# [REQUEST]
Return each line containing "JSON".

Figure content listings
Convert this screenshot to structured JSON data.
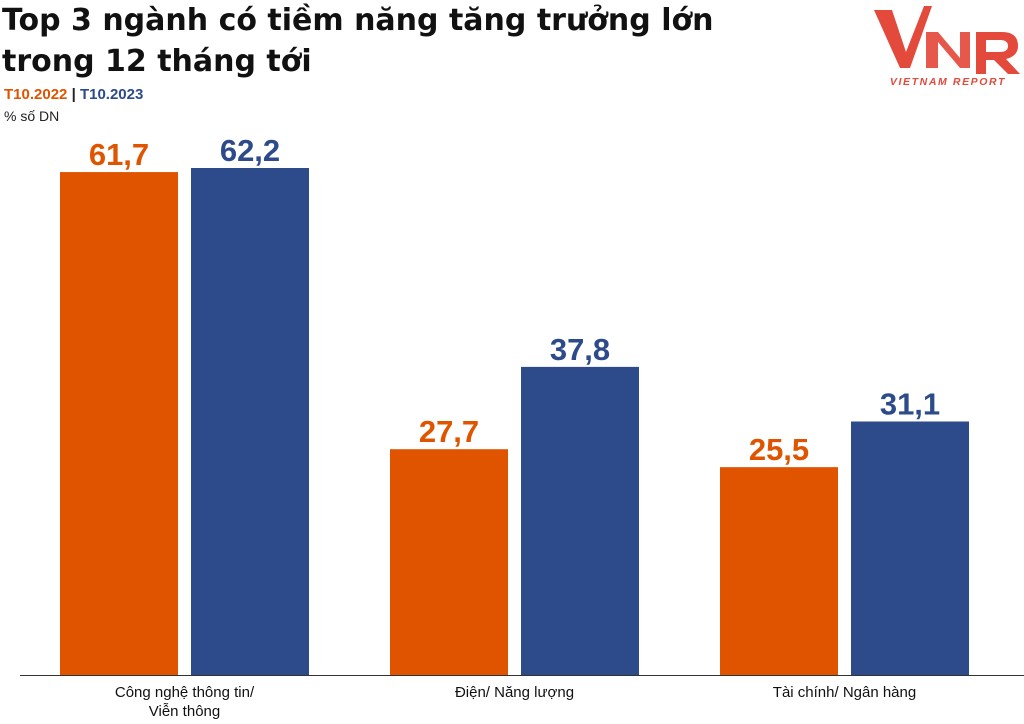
{
  "header": {
    "title_line1": "Top 3 ngành có tiềm năng tăng trưởng lớn",
    "title_line2": "trong 12 tháng tới",
    "legend_series1": "T10.2022",
    "legend_separator": "|",
    "legend_series2": "T10.2023",
    "unit": "% số DN"
  },
  "logo": {
    "text": "VNR",
    "tagline": "VIETNAM REPORT"
  },
  "colors": {
    "series1": "#e05400",
    "series2": "#2d4b8b",
    "logo_red": "#e34a3c"
  },
  "chart_data": {
    "type": "bar",
    "title": "Top 3 ngành có tiềm năng tăng trưởng lớn trong 12 tháng tới",
    "ylabel": "% số DN",
    "xlabel": "",
    "categories": [
      [
        "Công nghệ thông tin/",
        "Viễn thông"
      ],
      [
        "Điện/ Năng lượng"
      ],
      [
        "Tài chính/ Ngân hàng"
      ]
    ],
    "series": [
      {
        "name": "T10.2022",
        "values": [
          61.7,
          27.7,
          25.5
        ],
        "labels": [
          "61,7",
          "27,7",
          "25,5"
        ],
        "color": "#e05400"
      },
      {
        "name": "T10.2023",
        "values": [
          62.2,
          37.8,
          31.1
        ],
        "labels": [
          "62,2",
          "37,8",
          "31,1"
        ],
        "color": "#2d4b8b"
      }
    ],
    "ylim": [
      0,
      62.2
    ],
    "grid": false,
    "legend": "top-left"
  }
}
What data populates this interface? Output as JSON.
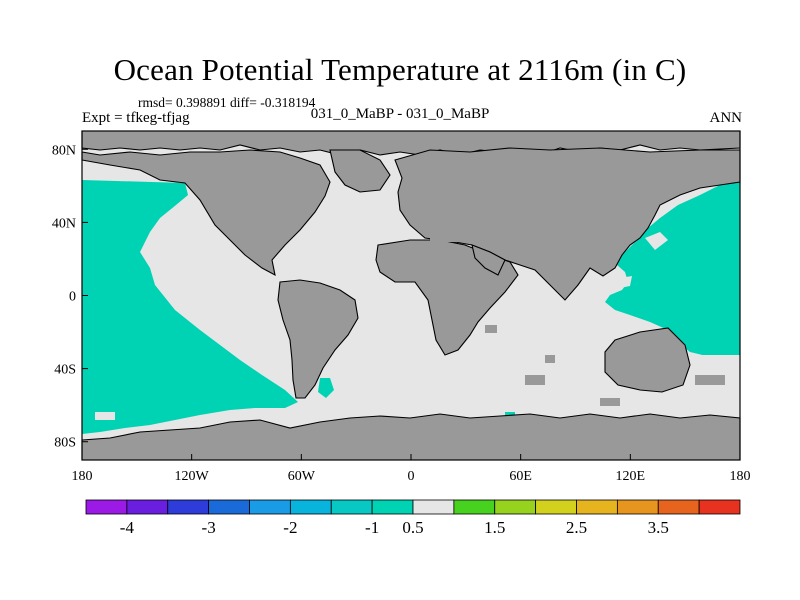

# [RESULT FOR THIS EXERCISE]
Convert this screenshot to structured JSON data.
What data populates this interface? Output as JSON.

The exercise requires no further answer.